▶ **What is required**
Give the data below again exactly as written, without its pictures.

▶ **Entries**

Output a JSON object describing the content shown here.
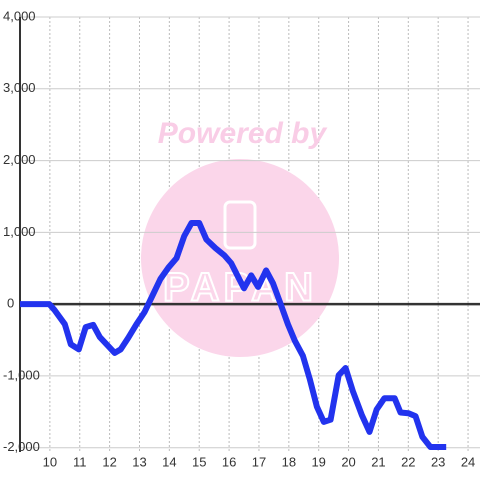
{
  "chart_data": {
    "type": "line",
    "watermark": "Powered by",
    "watermark_brand": "PAPAN",
    "x": [
      9,
      9.98,
      10.15,
      10.5,
      10.7,
      10.97,
      11.2,
      11.45,
      11.67,
      11.9,
      12.17,
      12.37,
      12.64,
      12.9,
      13.17,
      13.47,
      13.7,
      13.97,
      14.24,
      14.5,
      14.74,
      15.0,
      15.24,
      15.54,
      15.84,
      16.07,
      16.3,
      16.5,
      16.74,
      16.97,
      17.24,
      17.47,
      17.7,
      17.97,
      18.2,
      18.47,
      18.7,
      18.94,
      19.17,
      19.4,
      19.67,
      19.9,
      20.14,
      20.44,
      20.7,
      20.94,
      21.2,
      21.54,
      21.74,
      22.0,
      22.24,
      22.47,
      22.74,
      23.27
    ],
    "series": [
      {
        "color": "#2233ee",
        "values": [
          0,
          0,
          -80,
          -280,
          -560,
          -630,
          -320,
          -290,
          -460,
          -560,
          -680,
          -630,
          -460,
          -280,
          -110,
          150,
          350,
          510,
          640,
          950,
          1130,
          1130,
          900,
          780,
          680,
          570,
          380,
          220,
          400,
          240,
          470,
          290,
          30,
          -280,
          -510,
          -720,
          -1040,
          -1430,
          -1640,
          -1610,
          -990,
          -890,
          -1210,
          -1540,
          -1780,
          -1470,
          -1310,
          -1310,
          -1510,
          -1520,
          -1560,
          -1850,
          -1990,
          -1990
        ]
      }
    ],
    "xlim": [
      9,
      24.4
    ],
    "xticks": [
      10,
      11,
      12,
      13,
      14,
      15,
      16,
      17,
      18,
      19,
      20,
      21,
      22,
      23,
      24
    ],
    "ylim": [
      -2060,
      4000
    ],
    "yticks": [
      {
        "value": 4000,
        "label": "4,000"
      },
      {
        "value": 3000,
        "label": "3,000"
      },
      {
        "value": 2000,
        "label": "2,000"
      },
      {
        "value": 1000,
        "label": "1,000"
      },
      0,
      {
        "value": -1000,
        "label": "-1,000"
      },
      {
        "value": -2000,
        "label": "-2,000"
      }
    ],
    "grid": true
  }
}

▶ **Answer to this task**
Output a JSON object describing the content shown here.
{
  "chart_data": {
    "type": "line",
    "watermark": "Powered by",
    "watermark_brand": "PAPAN",
    "x": [
      9,
      9.98,
      10.15,
      10.5,
      10.7,
      10.97,
      11.2,
      11.45,
      11.67,
      11.9,
      12.17,
      12.37,
      12.64,
      12.9,
      13.17,
      13.47,
      13.7,
      13.97,
      14.24,
      14.5,
      14.74,
      15.0,
      15.24,
      15.54,
      15.84,
      16.07,
      16.3,
      16.5,
      16.74,
      16.97,
      17.24,
      17.47,
      17.7,
      17.97,
      18.2,
      18.47,
      18.7,
      18.94,
      19.17,
      19.4,
      19.67,
      19.9,
      20.14,
      20.44,
      20.7,
      20.94,
      21.2,
      21.54,
      21.74,
      22.0,
      22.24,
      22.47,
      22.74,
      23.27
    ],
    "series": [
      {
        "color": "#2233ee",
        "values": [
          0,
          0,
          -80,
          -280,
          -560,
          -630,
          -320,
          -290,
          -460,
          -560,
          -680,
          -630,
          -460,
          -280,
          -110,
          150,
          350,
          510,
          640,
          950,
          1130,
          1130,
          900,
          780,
          680,
          570,
          380,
          220,
          400,
          240,
          470,
          290,
          30,
          -280,
          -510,
          -720,
          -1040,
          -1430,
          -1640,
          -1610,
          -990,
          -890,
          -1210,
          -1540,
          -1780,
          -1470,
          -1310,
          -1310,
          -1510,
          -1520,
          -1560,
          -1850,
          -1990,
          -1990
        ]
      }
    ],
    "xlim": [
      9,
      24.4
    ],
    "xticks": [
      10,
      11,
      12,
      13,
      14,
      15,
      16,
      17,
      18,
      19,
      20,
      21,
      22,
      23,
      24
    ],
    "ylim": [
      -2060,
      4000
    ],
    "yticks": [
      {
        "value": 4000,
        "label": "4,000"
      },
      {
        "value": 3000,
        "label": "3,000"
      },
      {
        "value": 2000,
        "label": "2,000"
      },
      {
        "value": 1000,
        "label": "1,000"
      },
      0,
      {
        "value": -1000,
        "label": "-1,000"
      },
      {
        "value": -2000,
        "label": "-2,000"
      }
    ],
    "grid": true
  }
}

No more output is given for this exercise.